EXTRACTED DATA -
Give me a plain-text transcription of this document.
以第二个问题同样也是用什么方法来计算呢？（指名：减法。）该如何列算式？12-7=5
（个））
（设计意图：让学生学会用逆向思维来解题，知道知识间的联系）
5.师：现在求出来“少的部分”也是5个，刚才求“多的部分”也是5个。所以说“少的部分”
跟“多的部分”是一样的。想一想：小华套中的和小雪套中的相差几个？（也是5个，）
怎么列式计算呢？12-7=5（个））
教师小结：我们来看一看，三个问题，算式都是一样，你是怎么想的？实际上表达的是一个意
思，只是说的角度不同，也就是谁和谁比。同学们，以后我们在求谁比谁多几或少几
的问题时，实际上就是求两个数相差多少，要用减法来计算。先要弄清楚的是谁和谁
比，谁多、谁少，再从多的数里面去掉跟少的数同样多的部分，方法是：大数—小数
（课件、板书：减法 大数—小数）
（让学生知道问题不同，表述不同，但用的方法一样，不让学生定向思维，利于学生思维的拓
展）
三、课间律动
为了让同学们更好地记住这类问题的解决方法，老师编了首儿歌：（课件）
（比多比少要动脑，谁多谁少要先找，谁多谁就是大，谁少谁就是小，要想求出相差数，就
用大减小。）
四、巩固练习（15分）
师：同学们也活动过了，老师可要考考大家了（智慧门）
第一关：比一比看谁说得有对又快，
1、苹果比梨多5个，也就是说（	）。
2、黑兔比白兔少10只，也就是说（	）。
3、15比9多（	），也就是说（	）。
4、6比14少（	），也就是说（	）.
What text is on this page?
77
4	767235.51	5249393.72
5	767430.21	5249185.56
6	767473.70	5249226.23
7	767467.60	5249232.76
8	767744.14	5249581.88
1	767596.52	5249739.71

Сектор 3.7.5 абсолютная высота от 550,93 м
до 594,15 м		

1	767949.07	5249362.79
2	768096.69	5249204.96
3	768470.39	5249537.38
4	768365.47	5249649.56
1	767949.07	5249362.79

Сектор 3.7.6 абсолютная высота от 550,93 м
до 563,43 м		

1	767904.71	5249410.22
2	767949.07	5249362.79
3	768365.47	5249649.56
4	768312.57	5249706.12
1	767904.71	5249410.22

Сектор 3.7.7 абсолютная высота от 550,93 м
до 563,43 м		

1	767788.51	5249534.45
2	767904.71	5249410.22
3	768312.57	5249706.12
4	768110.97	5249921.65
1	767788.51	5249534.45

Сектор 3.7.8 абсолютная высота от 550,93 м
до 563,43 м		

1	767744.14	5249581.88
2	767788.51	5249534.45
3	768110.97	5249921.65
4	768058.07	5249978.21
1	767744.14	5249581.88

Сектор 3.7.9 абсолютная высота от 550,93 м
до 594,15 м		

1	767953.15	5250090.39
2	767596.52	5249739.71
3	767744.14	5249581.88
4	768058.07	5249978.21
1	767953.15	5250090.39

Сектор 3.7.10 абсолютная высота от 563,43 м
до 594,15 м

WHAT YOU HAVE TO DO -
Return every line above that contains the word "也就是说".

FULL SOLUTION -
1、苹果比梨多5个，也就是说（	）。
2、黑兔比白兔少10只，也就是说（	）。
3、15比9多（	），也就是说（	）。
4、6比14少（	），也就是说（	）.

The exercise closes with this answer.